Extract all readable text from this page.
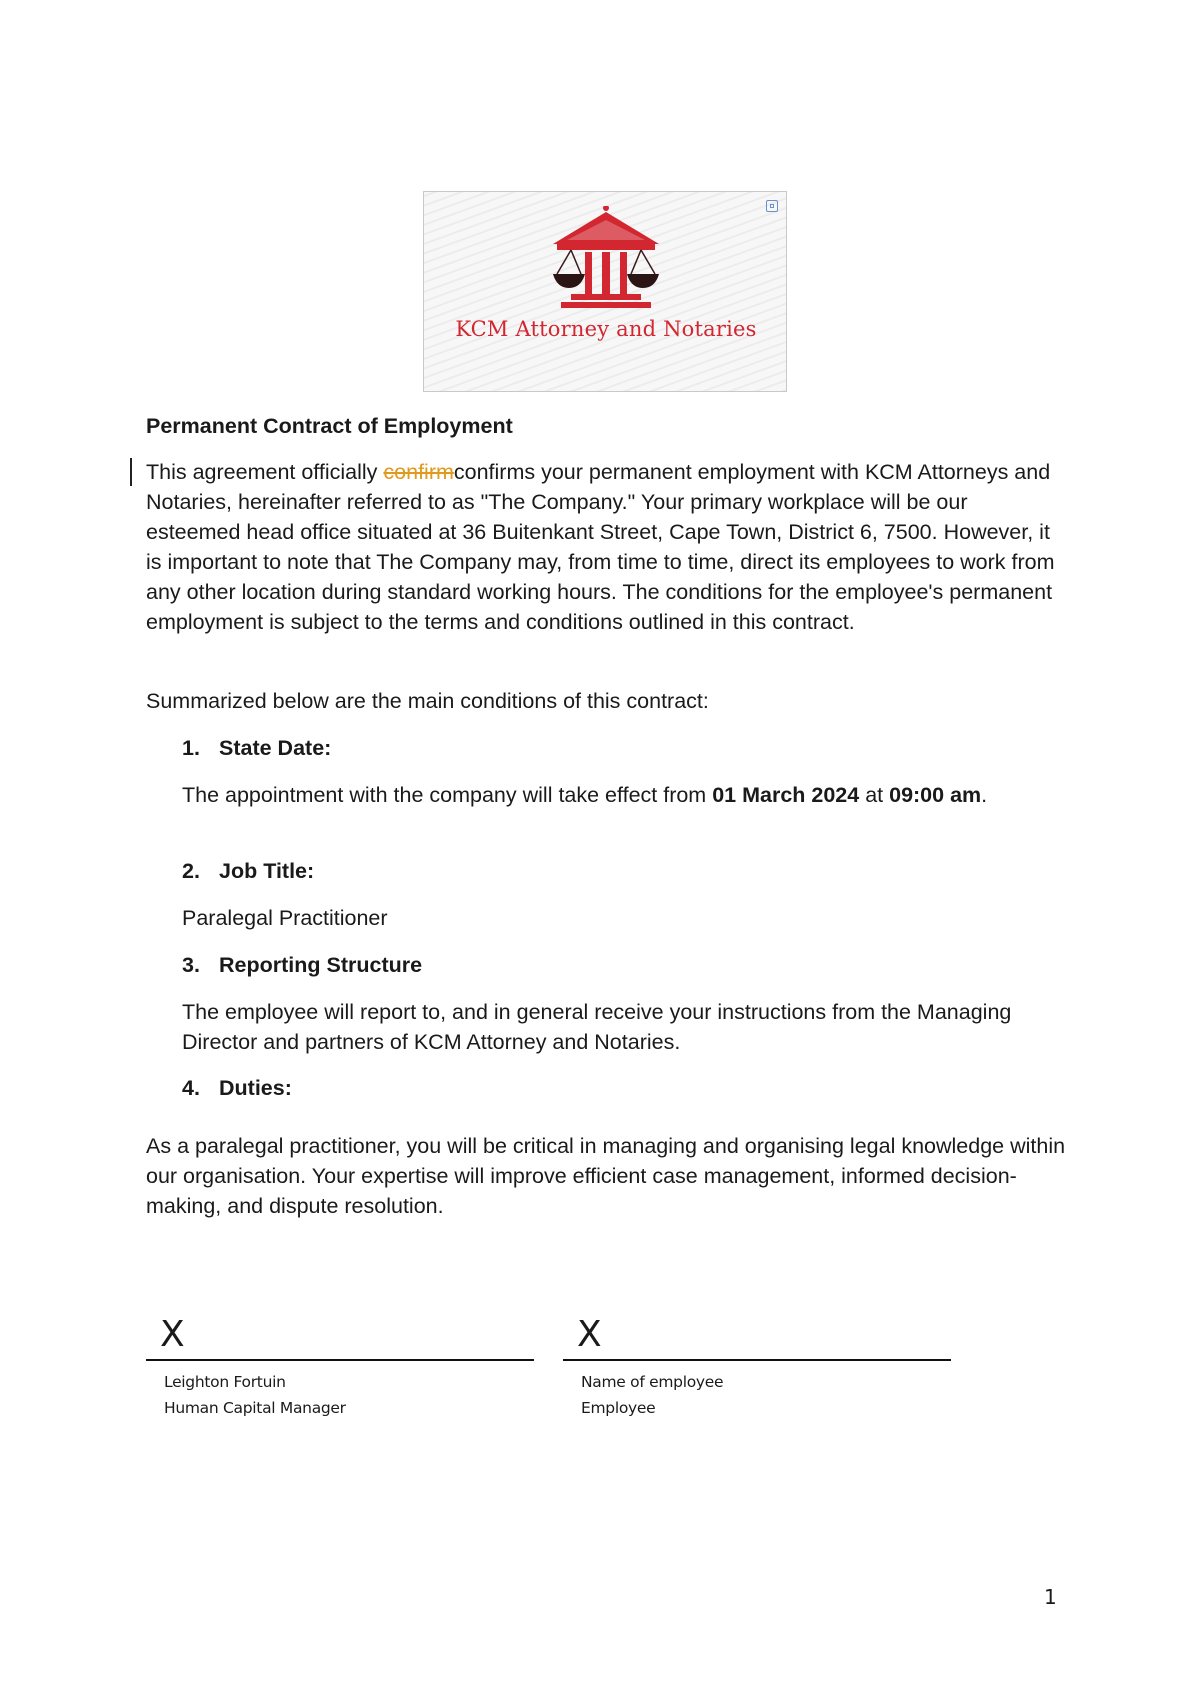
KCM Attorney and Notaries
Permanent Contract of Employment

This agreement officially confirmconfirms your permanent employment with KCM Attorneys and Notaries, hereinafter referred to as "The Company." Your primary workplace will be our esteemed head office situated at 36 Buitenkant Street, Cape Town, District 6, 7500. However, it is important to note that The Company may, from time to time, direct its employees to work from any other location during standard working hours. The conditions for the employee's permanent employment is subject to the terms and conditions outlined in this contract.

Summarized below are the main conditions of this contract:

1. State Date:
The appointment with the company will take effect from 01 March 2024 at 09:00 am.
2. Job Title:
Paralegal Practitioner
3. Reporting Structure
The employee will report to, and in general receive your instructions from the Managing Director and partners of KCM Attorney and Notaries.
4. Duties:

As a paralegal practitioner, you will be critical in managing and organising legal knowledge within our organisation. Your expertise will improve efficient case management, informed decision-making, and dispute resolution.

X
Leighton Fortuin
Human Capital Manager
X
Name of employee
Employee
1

-*-

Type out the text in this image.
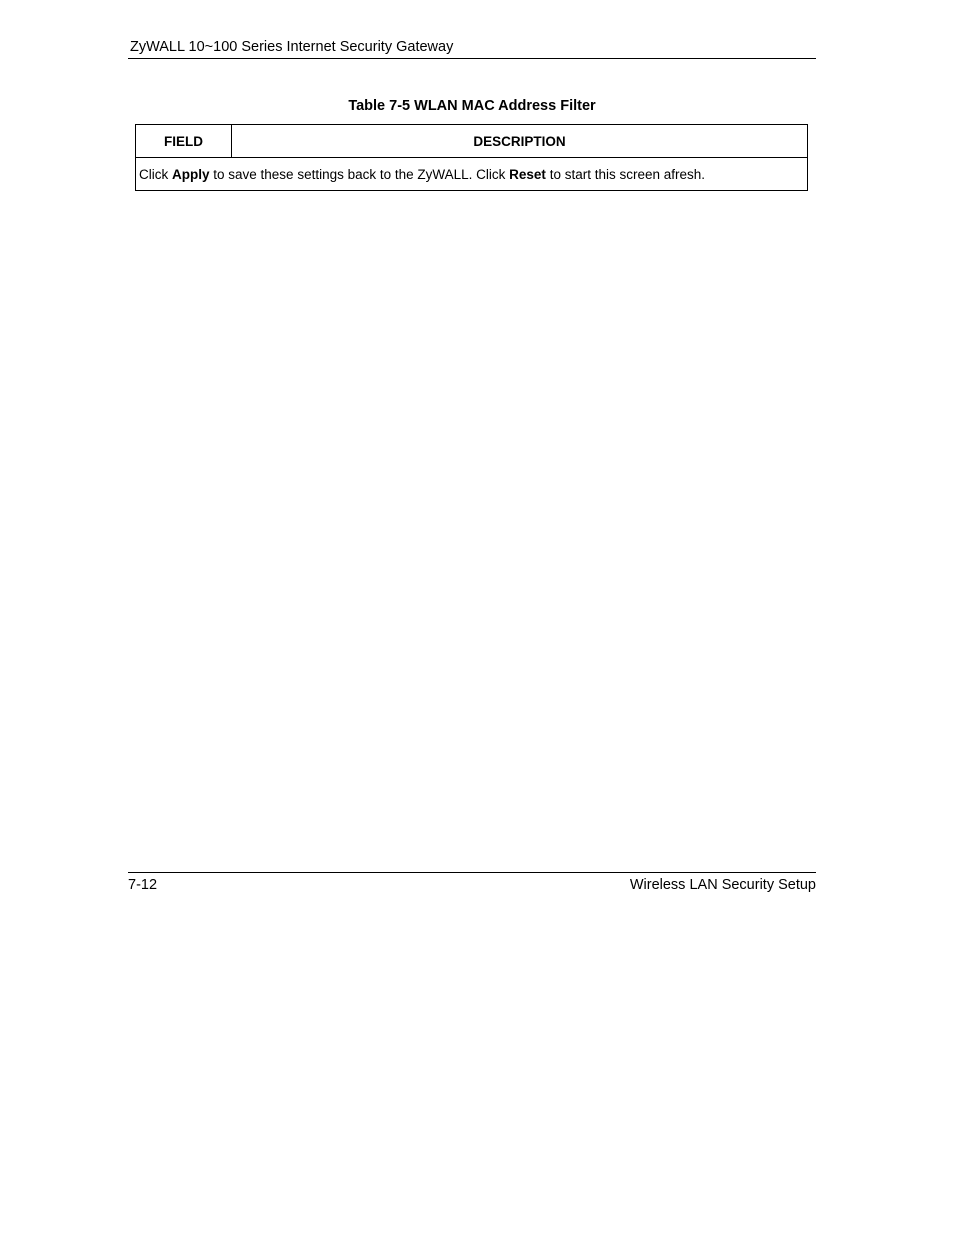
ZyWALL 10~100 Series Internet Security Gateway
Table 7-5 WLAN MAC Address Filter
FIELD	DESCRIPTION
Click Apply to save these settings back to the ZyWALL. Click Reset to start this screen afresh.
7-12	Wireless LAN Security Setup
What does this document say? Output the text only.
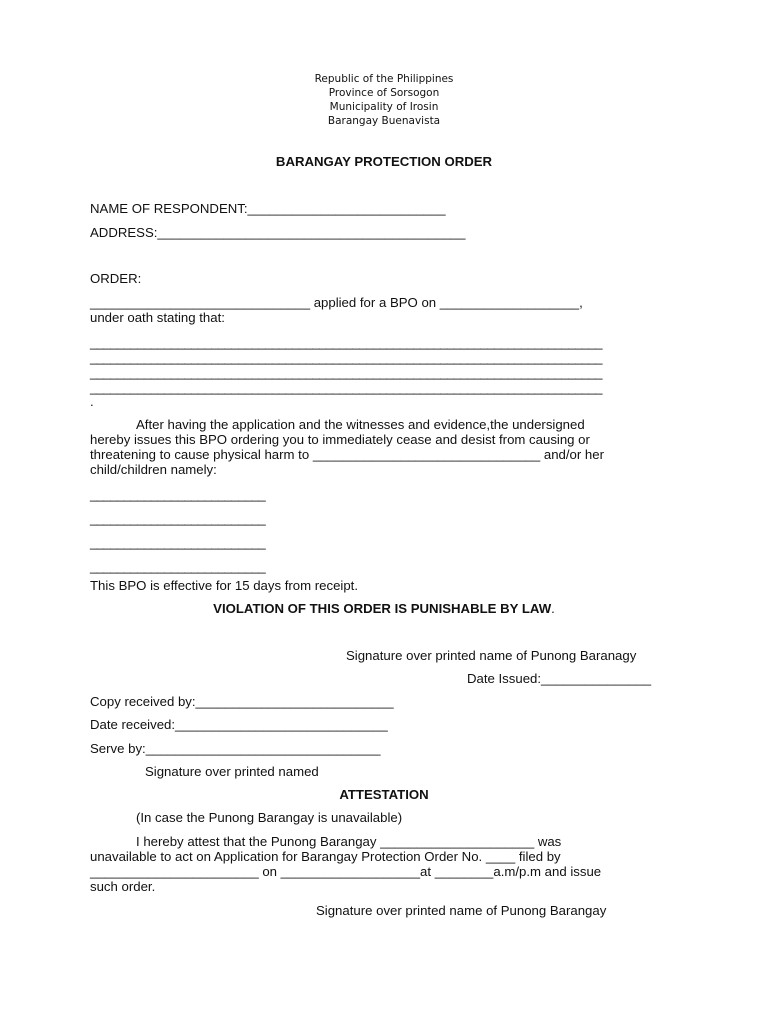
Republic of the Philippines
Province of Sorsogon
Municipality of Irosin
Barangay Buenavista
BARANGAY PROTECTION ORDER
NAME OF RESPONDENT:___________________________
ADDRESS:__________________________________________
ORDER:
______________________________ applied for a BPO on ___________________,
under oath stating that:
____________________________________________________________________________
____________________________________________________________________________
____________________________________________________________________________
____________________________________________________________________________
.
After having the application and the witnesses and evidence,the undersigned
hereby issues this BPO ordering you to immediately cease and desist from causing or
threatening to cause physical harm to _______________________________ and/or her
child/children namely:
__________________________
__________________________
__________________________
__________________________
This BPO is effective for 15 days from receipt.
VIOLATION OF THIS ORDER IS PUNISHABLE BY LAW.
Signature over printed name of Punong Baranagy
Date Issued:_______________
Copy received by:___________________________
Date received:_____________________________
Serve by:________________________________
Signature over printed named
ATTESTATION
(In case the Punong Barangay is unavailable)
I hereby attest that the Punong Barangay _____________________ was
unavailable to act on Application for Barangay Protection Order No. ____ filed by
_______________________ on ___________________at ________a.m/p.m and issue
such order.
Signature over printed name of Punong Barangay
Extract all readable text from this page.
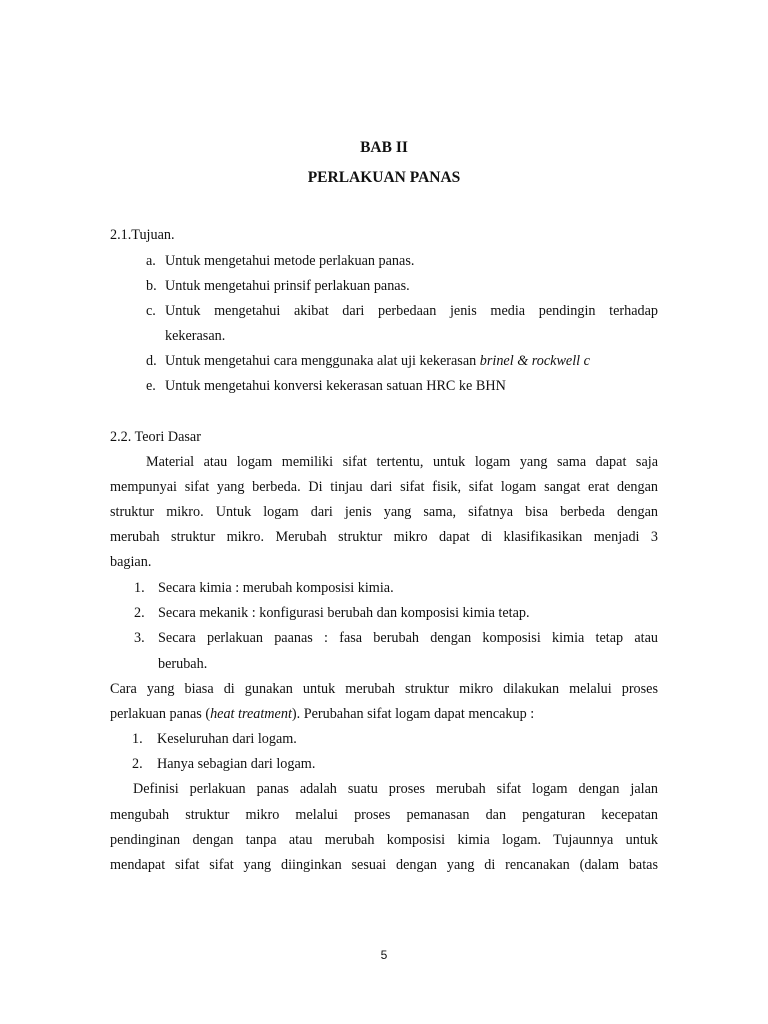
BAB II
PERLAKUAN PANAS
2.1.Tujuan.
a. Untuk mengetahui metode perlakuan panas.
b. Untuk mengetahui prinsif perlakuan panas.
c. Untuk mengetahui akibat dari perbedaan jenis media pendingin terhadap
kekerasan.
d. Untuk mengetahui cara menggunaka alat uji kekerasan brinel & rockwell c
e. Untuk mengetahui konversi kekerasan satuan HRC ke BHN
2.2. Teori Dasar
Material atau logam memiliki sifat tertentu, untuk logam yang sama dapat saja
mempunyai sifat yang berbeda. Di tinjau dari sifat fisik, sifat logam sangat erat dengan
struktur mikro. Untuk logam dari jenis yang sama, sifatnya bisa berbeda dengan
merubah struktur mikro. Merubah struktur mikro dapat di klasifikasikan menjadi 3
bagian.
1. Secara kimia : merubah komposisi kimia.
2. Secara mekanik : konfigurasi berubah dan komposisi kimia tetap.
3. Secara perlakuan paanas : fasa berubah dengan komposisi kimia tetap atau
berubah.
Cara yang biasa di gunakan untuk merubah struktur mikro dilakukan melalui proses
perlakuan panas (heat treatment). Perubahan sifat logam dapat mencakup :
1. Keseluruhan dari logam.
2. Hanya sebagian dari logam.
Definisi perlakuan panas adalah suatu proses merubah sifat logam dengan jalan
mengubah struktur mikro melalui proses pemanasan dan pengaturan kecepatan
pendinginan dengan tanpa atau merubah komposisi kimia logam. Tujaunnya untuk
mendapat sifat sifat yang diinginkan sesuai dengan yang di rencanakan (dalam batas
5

-*-

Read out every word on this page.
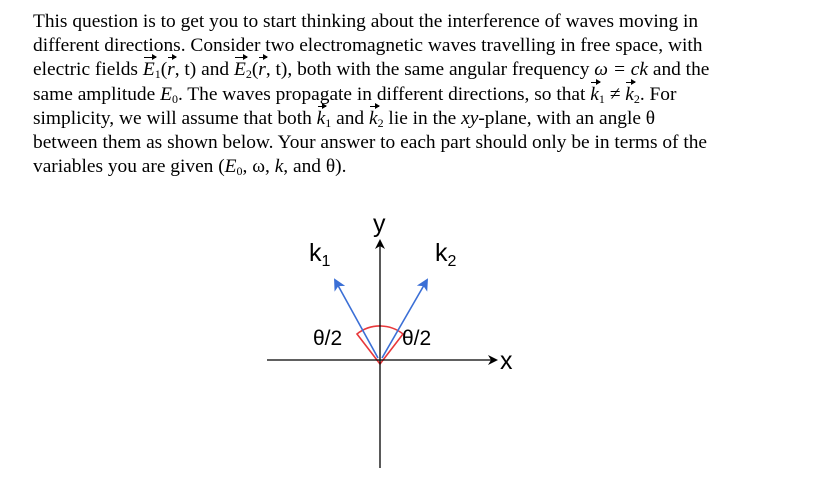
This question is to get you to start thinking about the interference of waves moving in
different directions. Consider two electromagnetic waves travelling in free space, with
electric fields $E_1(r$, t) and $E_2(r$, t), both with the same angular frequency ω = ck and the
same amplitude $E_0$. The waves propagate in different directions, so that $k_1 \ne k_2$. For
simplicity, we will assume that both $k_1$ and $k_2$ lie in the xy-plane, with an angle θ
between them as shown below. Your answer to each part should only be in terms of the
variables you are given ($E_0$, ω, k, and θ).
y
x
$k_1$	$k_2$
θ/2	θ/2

-*-

From the listing above, pick out every line containing "text".

Extract all readable text from this page.
Type out the text in this image.
What does this document say? Output the text only.
Extract all readable text from this page.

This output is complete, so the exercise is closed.